**GIVEN PROBLEM**
Skip the pictures. Transcribe the rest of the data below without changing a word.

**SUPPLIED RECORDS**

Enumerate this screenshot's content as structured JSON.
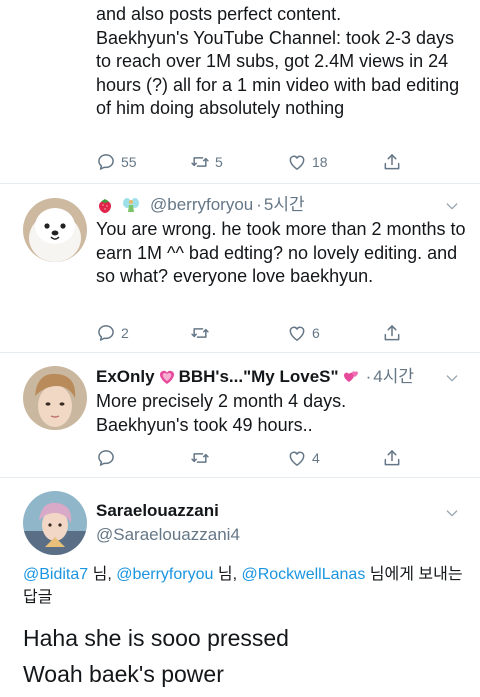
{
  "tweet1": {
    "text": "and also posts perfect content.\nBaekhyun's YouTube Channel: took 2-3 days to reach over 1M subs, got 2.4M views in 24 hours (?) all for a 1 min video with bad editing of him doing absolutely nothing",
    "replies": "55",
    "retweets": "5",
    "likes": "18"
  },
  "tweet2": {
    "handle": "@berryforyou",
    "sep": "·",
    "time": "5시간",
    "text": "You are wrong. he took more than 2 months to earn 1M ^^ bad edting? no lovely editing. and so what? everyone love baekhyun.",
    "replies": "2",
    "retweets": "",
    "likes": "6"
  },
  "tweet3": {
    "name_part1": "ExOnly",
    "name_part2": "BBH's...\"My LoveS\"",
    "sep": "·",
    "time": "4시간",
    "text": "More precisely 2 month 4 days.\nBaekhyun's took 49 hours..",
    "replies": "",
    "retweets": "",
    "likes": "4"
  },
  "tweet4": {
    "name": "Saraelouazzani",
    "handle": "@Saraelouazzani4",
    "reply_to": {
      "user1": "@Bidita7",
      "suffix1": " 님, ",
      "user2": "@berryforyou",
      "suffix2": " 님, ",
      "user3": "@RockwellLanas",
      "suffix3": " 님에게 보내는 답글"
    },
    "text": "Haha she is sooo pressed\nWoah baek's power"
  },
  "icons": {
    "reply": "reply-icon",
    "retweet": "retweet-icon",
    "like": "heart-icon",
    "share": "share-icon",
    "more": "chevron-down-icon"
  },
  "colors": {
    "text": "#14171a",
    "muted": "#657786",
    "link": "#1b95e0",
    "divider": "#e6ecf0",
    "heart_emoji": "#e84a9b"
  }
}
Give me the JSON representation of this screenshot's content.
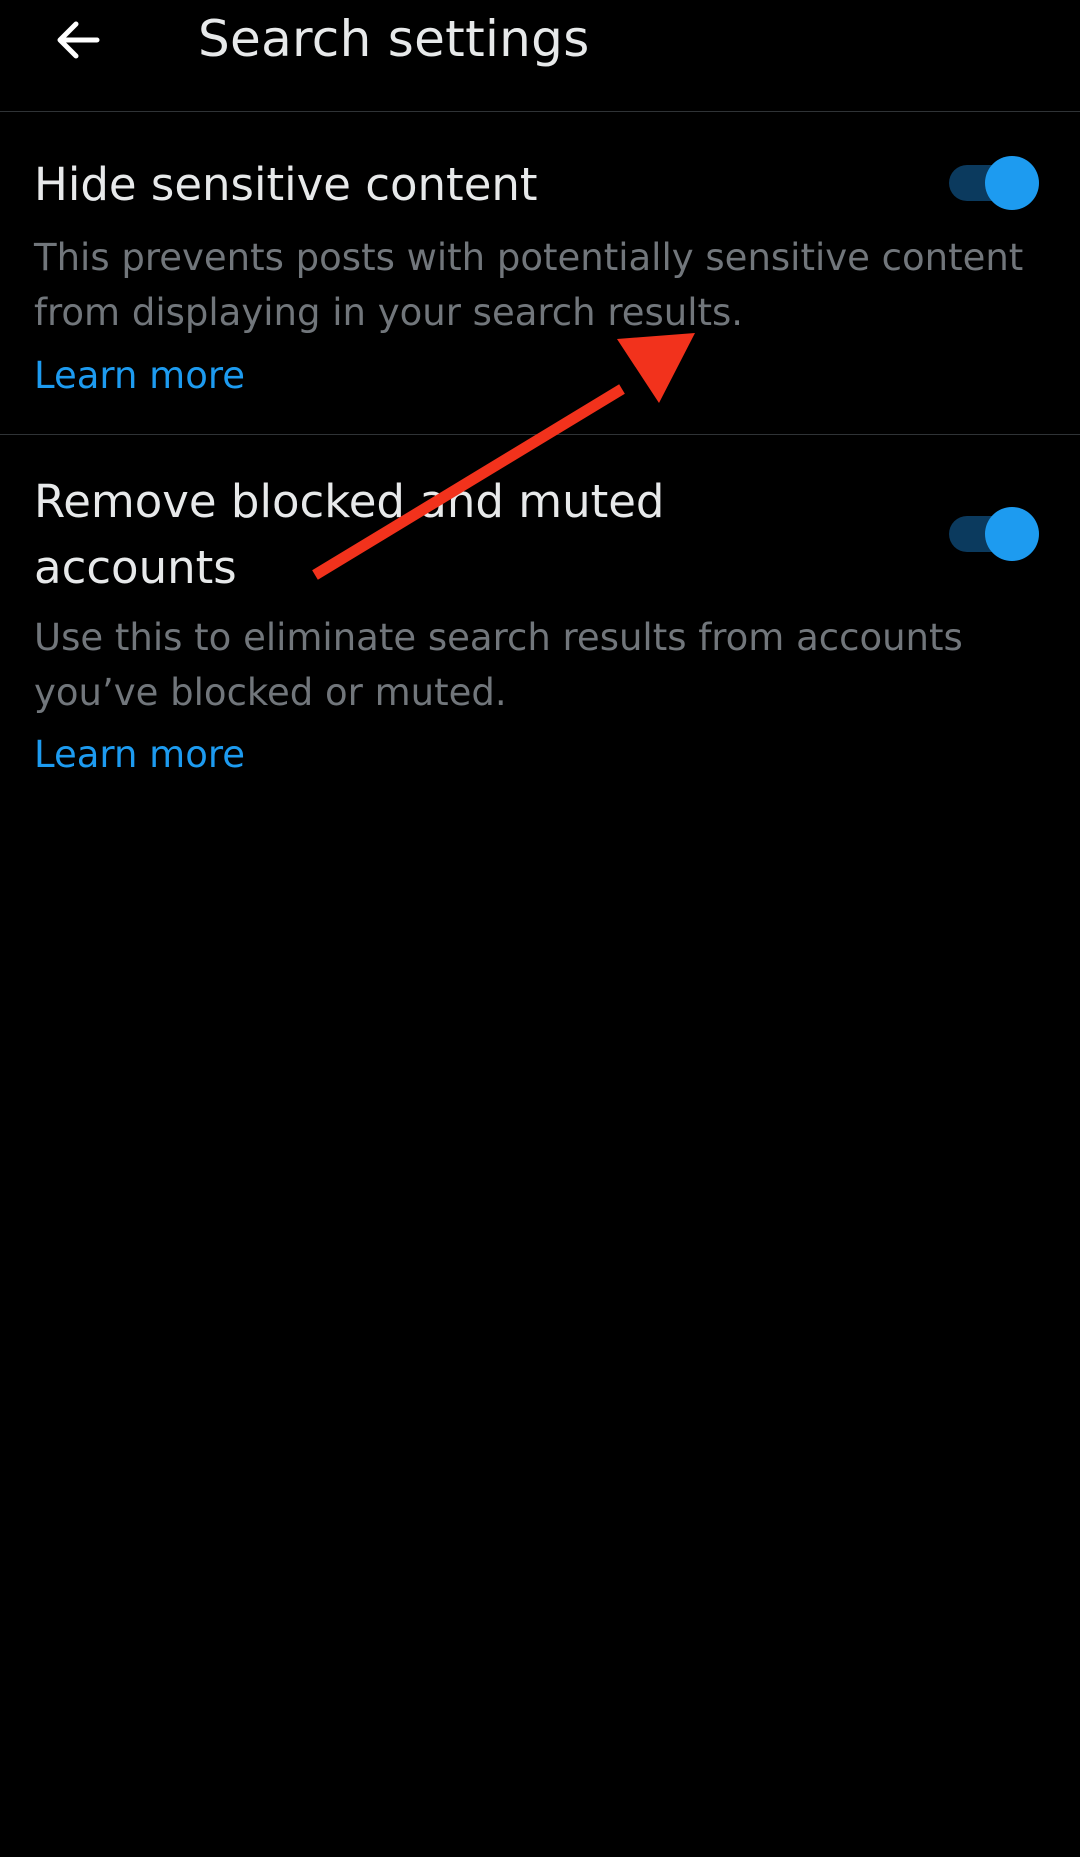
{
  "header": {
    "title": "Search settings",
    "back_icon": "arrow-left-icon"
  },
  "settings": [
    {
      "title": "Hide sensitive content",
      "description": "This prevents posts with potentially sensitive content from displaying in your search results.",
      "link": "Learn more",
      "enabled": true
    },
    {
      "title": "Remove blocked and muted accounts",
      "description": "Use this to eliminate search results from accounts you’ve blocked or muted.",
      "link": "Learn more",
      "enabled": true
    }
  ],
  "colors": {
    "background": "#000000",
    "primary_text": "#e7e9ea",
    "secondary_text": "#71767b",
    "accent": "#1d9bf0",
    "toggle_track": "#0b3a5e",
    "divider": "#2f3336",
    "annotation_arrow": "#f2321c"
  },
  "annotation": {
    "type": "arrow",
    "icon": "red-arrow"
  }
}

**EXPECTED OUTPUT**
Enumerate this screenshot's content as structured JSON.
{
  "tweet1": {
    "text": "and also posts perfect content.\nBaekhyun's YouTube Channel: took 2-3 days to reach over 1M subs, got 2.4M views in 24 hours (?) all for a 1 min video with bad editing of him doing absolutely nothing",
    "replies": "55",
    "retweets": "5",
    "likes": "18"
  },
  "tweet2": {
    "handle": "@berryforyou",
    "sep": "·",
    "time": "5시간",
    "text": "You are wrong. he took more than 2 months to earn 1M ^^ bad edting? no lovely editing. and so what? everyone love baekhyun.",
    "replies": "2",
    "retweets": "",
    "likes": "6"
  },
  "tweet3": {
    "name_part1": "ExOnly",
    "name_part2": "BBH's...\"My LoveS\"",
    "sep": "·",
    "time": "4시간",
    "text": "More precisely 2 month 4 days.\nBaekhyun's took 49 hours..",
    "replies": "",
    "retweets": "",
    "likes": "4"
  },
  "tweet4": {
    "name": "Saraelouazzani",
    "handle": "@Saraelouazzani4",
    "reply_to": {
      "user1": "@Bidita7",
      "suffix1": " 님, ",
      "user2": "@berryforyou",
      "suffix2": " 님, ",
      "user3": "@RockwellLanas",
      "suffix3": " 님에게 보내는 답글"
    },
    "text": "Haha she is sooo pressed\nWoah baek's power"
  },
  "icons": {
    "reply": "reply-icon",
    "retweet": "retweet-icon",
    "like": "heart-icon",
    "share": "share-icon",
    "more": "chevron-down-icon"
  },
  "colors": {
    "text": "#14171a",
    "muted": "#657786",
    "link": "#1b95e0",
    "divider": "#e6ecf0",
    "heart_emoji": "#e84a9b"
  }
}
Give me the JSON representation of this screenshot's content.
{
  "header": {
    "title": "Search settings",
    "back_icon": "arrow-left-icon"
  },
  "settings": [
    {
      "title": "Hide sensitive content",
      "description": "This prevents posts with potentially sensitive content from displaying in your search results.",
      "link": "Learn more",
      "enabled": true
    },
    {
      "title": "Remove blocked and muted accounts",
      "description": "Use this to eliminate search results from accounts you’ve blocked or muted.",
      "link": "Learn more",
      "enabled": true
    }
  ],
  "colors": {
    "background": "#000000",
    "primary_text": "#e7e9ea",
    "secondary_text": "#71767b",
    "accent": "#1d9bf0",
    "toggle_track": "#0b3a5e",
    "divider": "#2f3336",
    "annotation_arrow": "#f2321c"
  },
  "annotation": {
    "type": "arrow",
    "icon": "red-arrow"
  }
}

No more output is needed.